__Set exercise__: Check every line below for the word "Build" and copy each one that has it.

__Raw data__:

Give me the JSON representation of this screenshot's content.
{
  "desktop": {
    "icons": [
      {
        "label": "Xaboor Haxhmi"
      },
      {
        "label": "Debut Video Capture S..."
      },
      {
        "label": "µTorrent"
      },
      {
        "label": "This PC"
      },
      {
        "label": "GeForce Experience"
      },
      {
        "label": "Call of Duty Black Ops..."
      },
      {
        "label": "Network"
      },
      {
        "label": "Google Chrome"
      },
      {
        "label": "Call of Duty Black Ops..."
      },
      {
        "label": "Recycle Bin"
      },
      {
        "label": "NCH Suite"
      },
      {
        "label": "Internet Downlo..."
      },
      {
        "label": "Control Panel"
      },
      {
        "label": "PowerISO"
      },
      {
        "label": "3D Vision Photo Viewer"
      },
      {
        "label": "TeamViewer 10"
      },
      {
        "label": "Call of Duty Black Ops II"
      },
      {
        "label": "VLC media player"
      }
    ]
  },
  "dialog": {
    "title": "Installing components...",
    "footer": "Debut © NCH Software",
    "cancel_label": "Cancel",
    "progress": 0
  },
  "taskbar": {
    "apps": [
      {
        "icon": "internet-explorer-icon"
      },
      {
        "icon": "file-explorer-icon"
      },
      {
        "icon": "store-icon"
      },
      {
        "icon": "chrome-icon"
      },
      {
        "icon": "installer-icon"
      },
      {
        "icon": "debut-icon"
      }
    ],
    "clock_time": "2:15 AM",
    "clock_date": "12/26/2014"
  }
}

...

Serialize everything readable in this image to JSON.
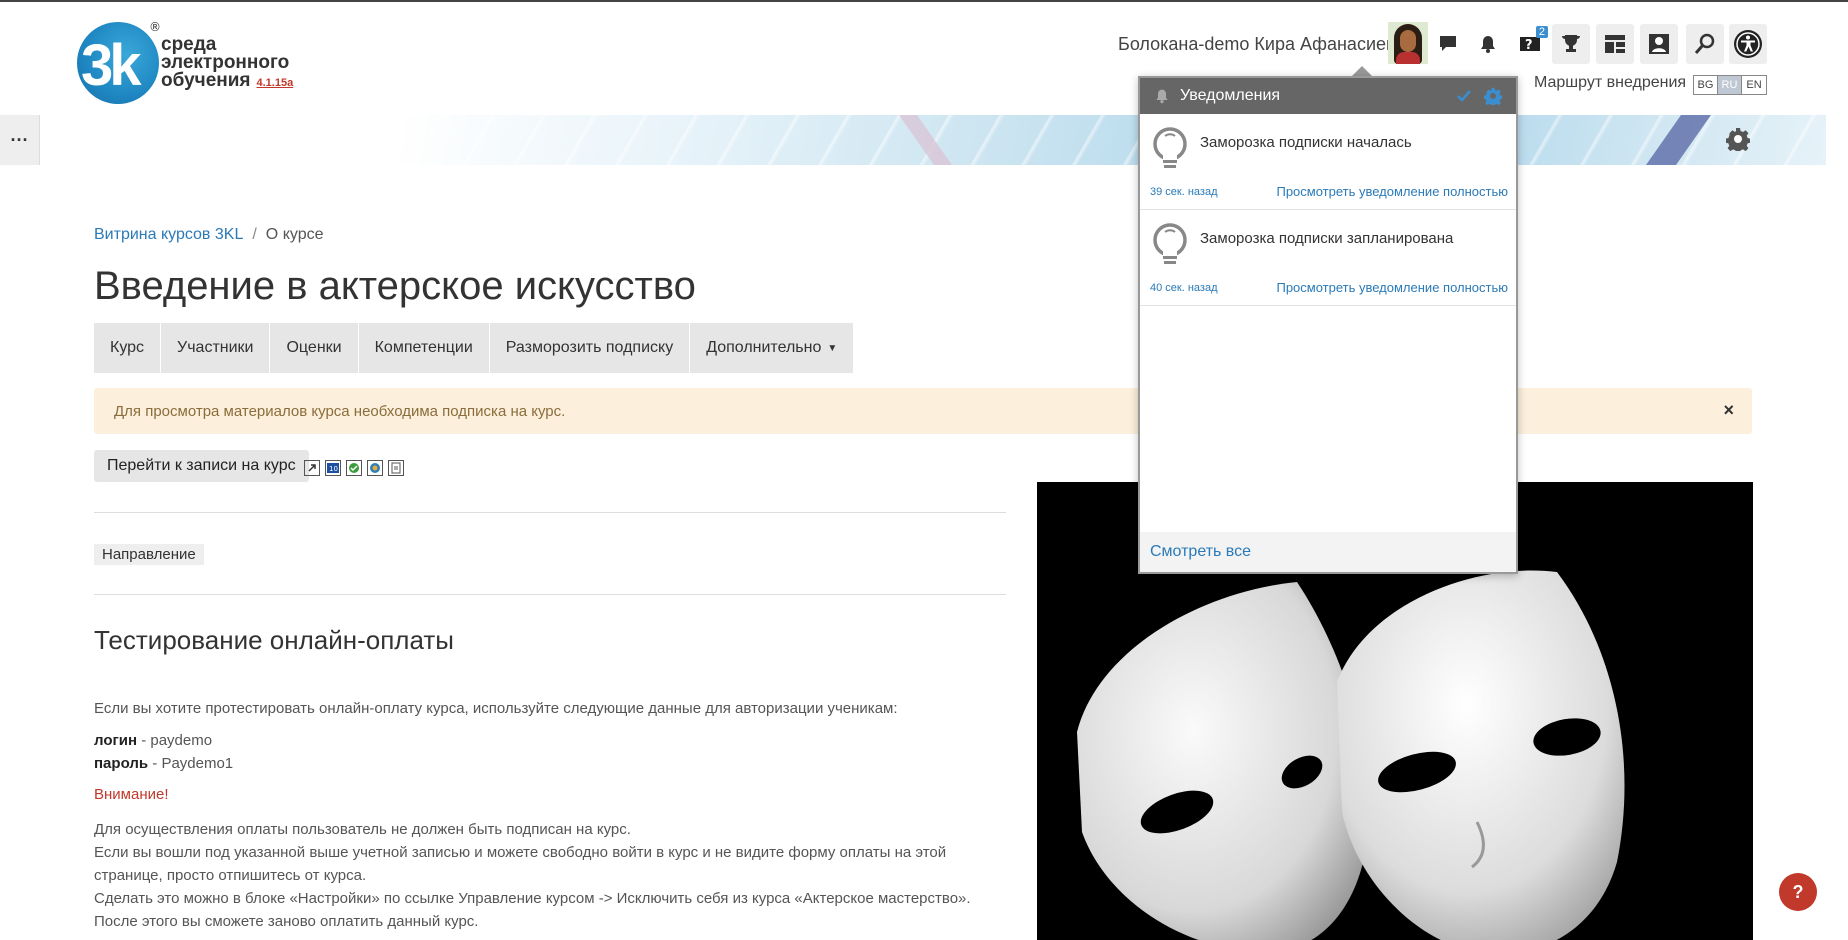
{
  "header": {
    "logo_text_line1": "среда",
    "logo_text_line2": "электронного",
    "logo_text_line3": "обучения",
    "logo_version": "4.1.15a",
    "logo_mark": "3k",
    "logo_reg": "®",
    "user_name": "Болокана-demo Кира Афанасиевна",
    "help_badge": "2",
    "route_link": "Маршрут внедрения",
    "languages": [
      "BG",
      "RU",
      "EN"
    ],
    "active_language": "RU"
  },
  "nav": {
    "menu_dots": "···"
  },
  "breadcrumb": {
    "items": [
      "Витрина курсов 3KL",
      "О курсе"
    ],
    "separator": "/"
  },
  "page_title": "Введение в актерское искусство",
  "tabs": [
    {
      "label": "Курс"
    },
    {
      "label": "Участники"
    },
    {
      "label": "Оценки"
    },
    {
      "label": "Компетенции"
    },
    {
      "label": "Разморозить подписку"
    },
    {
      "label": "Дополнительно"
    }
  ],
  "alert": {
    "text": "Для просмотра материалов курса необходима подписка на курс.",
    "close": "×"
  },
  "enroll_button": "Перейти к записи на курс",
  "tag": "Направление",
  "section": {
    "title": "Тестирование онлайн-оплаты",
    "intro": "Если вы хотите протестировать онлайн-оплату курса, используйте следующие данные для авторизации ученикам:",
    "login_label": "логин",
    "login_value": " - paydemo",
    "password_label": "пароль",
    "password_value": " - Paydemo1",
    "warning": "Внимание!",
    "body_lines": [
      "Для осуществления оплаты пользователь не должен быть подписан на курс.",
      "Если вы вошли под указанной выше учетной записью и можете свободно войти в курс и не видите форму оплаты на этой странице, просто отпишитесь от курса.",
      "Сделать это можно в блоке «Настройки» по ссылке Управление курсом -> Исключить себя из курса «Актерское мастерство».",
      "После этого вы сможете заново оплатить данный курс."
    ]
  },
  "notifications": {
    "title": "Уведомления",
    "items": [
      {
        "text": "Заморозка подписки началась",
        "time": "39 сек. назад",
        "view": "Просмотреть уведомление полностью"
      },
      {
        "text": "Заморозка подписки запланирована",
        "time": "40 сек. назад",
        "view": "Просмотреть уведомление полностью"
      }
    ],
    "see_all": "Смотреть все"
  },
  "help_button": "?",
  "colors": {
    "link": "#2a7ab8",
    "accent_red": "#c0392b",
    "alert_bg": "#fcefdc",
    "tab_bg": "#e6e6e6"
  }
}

* * *

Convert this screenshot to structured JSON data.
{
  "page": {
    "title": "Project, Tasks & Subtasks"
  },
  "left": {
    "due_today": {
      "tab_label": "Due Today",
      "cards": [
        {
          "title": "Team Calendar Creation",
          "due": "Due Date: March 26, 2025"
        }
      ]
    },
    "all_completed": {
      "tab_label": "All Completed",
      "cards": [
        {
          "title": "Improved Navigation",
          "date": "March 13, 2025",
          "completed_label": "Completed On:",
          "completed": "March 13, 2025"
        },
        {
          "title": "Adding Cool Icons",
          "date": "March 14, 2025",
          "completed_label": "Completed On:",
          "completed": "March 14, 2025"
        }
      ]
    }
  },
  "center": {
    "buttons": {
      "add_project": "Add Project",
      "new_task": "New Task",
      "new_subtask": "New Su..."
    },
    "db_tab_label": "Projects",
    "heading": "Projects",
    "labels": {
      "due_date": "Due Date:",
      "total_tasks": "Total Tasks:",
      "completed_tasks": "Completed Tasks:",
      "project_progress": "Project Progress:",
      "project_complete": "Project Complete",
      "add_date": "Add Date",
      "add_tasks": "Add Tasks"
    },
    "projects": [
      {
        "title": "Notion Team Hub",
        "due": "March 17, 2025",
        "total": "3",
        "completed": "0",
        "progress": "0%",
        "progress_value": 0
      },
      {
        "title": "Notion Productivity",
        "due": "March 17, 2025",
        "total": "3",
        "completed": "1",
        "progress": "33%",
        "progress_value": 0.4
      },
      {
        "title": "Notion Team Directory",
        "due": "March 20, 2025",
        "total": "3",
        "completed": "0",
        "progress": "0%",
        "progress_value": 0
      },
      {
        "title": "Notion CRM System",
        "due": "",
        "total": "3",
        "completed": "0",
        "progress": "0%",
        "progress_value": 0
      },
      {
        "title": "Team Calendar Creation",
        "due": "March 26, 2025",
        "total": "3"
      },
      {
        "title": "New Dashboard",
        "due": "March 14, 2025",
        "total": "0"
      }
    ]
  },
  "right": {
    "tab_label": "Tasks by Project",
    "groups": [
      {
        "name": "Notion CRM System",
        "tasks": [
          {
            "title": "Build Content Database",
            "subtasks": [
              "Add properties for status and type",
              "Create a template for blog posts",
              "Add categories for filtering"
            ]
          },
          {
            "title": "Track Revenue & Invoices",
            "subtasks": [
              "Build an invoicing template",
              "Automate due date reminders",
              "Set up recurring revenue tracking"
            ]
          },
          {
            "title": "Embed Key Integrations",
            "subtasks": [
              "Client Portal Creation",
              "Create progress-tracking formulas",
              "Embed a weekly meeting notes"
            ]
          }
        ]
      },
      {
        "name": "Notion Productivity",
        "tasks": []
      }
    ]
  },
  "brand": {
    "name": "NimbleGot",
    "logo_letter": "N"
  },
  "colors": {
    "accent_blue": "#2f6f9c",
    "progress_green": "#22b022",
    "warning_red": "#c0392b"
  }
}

__Complete response__:
            "title": "Build Content Database",
              "Build an invoicing template",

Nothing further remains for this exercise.